** BEGIN The input **

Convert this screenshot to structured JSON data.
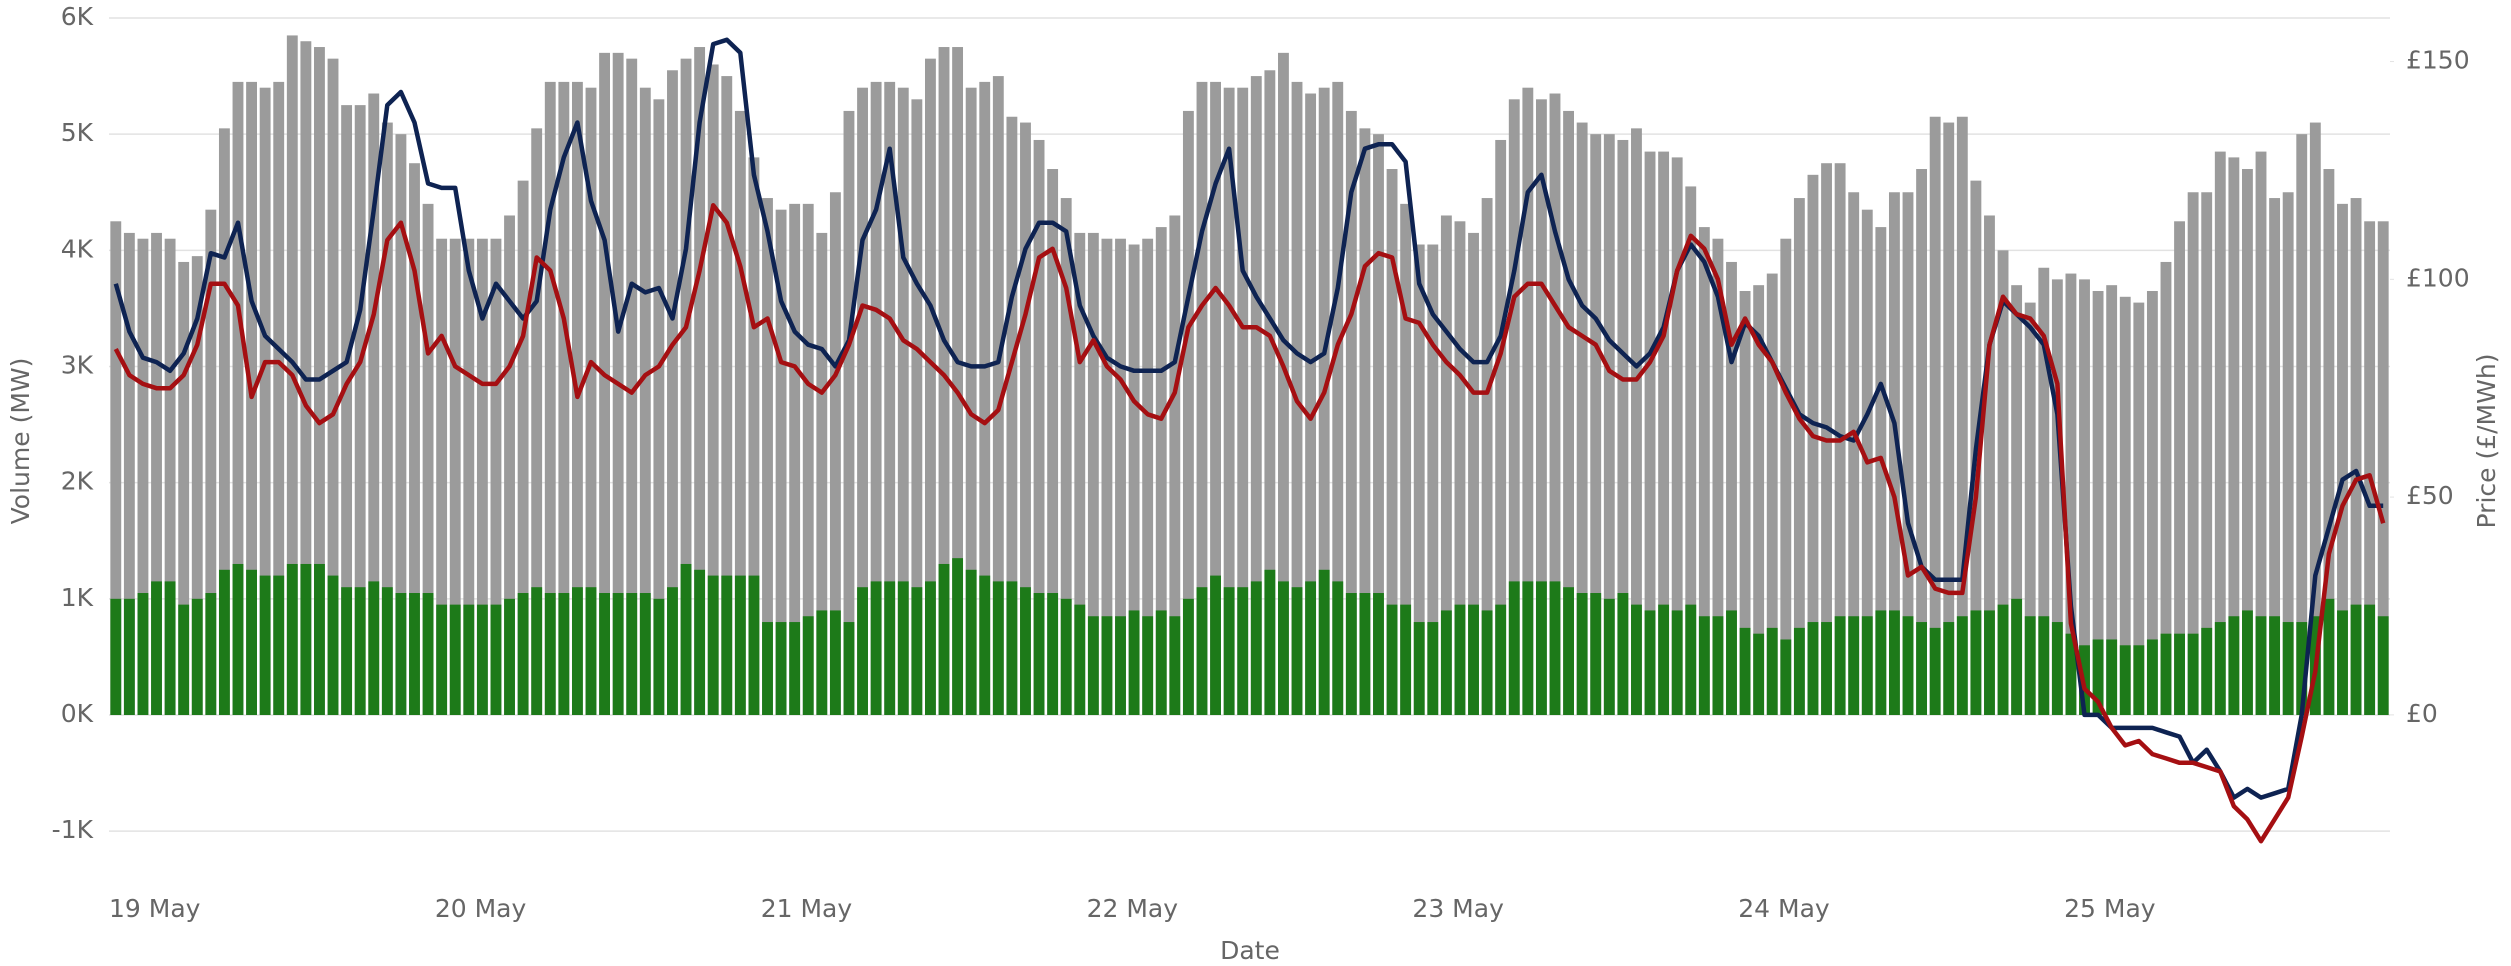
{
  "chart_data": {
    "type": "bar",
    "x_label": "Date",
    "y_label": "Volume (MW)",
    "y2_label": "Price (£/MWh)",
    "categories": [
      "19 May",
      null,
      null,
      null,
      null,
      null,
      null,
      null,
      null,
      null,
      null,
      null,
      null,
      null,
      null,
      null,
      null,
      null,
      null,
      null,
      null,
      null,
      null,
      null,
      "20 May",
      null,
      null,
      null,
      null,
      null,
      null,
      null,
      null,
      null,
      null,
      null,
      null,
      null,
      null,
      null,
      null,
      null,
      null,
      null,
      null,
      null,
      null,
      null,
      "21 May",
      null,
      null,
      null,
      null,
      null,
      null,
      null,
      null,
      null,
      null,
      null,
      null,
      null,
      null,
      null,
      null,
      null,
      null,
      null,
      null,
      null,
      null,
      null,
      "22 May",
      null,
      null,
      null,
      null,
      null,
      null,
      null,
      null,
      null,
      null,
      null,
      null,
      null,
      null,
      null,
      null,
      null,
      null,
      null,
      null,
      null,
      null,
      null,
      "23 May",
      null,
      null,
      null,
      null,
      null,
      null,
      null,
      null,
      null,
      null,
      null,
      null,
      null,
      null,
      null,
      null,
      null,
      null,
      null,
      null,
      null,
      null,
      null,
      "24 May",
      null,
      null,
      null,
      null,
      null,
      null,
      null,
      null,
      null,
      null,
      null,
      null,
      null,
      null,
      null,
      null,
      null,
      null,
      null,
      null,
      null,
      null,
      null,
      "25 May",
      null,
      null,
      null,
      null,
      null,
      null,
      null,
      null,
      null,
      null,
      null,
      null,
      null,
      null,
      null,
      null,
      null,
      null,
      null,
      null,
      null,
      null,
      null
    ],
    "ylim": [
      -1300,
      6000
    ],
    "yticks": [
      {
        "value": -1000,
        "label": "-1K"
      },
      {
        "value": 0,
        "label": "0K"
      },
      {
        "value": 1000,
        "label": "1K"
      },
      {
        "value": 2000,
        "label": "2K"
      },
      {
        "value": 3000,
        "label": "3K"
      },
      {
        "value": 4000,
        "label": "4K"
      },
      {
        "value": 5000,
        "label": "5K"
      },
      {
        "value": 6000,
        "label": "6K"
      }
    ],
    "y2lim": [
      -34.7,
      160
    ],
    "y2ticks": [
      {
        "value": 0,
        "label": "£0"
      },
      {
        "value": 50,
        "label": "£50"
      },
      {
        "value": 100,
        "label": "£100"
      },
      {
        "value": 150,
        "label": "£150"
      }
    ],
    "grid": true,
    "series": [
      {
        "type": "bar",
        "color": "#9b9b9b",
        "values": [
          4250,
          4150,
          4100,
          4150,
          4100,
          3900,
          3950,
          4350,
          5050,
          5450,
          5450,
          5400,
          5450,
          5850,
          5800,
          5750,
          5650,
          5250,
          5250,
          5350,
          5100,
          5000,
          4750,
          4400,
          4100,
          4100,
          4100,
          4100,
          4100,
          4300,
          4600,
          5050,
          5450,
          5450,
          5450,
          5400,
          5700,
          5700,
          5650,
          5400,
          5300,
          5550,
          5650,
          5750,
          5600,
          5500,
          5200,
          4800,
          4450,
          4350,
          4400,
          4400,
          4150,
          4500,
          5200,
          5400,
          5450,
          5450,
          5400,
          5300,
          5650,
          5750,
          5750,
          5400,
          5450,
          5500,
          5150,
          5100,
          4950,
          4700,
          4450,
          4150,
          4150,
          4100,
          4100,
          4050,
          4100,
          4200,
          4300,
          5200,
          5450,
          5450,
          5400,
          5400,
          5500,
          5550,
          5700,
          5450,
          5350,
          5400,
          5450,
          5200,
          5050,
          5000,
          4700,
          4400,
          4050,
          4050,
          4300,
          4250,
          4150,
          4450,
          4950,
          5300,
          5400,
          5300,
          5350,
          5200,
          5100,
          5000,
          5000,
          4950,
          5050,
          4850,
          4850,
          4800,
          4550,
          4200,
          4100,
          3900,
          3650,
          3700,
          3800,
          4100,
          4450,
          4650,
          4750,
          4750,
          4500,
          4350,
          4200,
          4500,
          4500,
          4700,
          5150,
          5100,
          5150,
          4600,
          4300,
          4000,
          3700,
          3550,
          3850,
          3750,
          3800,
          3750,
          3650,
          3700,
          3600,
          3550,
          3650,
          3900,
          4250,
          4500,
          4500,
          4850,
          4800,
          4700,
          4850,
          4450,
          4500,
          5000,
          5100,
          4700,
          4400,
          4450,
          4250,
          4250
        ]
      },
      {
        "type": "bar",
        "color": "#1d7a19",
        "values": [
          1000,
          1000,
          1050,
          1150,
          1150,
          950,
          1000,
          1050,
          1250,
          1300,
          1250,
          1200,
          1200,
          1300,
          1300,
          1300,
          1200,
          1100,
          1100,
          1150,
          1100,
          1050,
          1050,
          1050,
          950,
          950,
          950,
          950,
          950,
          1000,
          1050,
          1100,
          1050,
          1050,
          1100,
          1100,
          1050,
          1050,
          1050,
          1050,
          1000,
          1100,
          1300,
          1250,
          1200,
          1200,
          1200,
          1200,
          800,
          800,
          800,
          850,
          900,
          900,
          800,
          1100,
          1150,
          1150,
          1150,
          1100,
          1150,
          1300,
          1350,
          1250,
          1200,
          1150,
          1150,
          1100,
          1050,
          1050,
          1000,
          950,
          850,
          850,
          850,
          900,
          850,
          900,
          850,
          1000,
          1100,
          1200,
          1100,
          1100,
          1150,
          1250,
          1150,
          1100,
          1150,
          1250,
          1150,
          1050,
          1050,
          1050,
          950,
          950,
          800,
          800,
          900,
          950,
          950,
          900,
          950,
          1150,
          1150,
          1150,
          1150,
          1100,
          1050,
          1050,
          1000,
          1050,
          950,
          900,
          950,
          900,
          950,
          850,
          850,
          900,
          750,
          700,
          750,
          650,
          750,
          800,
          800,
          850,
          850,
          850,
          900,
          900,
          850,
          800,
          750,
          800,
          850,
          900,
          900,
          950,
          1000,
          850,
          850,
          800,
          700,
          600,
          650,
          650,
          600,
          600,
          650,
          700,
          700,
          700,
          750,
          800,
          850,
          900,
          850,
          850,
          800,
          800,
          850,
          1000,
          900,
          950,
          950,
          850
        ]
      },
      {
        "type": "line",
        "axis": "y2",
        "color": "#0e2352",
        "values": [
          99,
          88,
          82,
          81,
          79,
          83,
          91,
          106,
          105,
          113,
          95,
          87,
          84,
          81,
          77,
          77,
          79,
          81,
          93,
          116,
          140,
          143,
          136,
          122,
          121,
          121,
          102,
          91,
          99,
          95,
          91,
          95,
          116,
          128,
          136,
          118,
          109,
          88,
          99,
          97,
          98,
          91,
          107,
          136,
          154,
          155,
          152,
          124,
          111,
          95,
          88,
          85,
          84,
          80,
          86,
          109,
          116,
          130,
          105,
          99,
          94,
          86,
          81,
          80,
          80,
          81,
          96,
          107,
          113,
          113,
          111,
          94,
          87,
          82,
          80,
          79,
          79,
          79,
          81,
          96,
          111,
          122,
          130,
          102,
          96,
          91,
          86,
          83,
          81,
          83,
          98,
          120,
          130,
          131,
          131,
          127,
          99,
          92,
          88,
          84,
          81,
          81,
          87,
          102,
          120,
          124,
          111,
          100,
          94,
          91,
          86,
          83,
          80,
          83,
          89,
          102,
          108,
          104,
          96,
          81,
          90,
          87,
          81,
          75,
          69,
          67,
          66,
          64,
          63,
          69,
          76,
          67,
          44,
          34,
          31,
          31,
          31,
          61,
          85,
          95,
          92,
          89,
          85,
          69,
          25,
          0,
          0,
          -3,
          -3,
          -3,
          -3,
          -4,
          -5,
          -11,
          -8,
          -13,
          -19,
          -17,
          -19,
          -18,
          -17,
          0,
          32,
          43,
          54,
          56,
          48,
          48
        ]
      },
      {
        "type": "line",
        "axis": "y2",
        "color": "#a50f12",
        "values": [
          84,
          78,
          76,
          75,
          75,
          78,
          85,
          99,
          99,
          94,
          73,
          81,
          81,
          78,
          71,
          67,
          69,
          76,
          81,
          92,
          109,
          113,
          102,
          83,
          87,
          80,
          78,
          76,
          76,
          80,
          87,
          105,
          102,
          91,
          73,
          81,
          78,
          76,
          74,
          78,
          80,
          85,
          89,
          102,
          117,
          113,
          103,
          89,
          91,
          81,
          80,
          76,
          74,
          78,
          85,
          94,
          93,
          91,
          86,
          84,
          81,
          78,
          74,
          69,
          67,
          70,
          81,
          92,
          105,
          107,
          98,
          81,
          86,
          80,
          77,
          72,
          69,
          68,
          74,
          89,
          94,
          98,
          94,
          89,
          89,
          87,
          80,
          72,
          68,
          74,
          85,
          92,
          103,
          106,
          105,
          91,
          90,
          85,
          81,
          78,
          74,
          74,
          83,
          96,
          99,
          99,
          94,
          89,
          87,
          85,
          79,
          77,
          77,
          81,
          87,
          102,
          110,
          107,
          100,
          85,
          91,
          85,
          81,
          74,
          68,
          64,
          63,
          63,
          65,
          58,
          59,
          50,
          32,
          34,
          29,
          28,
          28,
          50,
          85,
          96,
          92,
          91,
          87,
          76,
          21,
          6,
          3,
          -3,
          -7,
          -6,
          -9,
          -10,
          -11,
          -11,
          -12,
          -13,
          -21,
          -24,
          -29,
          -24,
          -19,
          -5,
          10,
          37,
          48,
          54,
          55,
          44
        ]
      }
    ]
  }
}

** END The input **

Problem details: Pull out and copy each line containing the string "color".

Completed exercise:
        "color": "#9b9b9b",
        "color": "#1d7a19",
        "color": "#0e2352",
        "color": "#a50f12",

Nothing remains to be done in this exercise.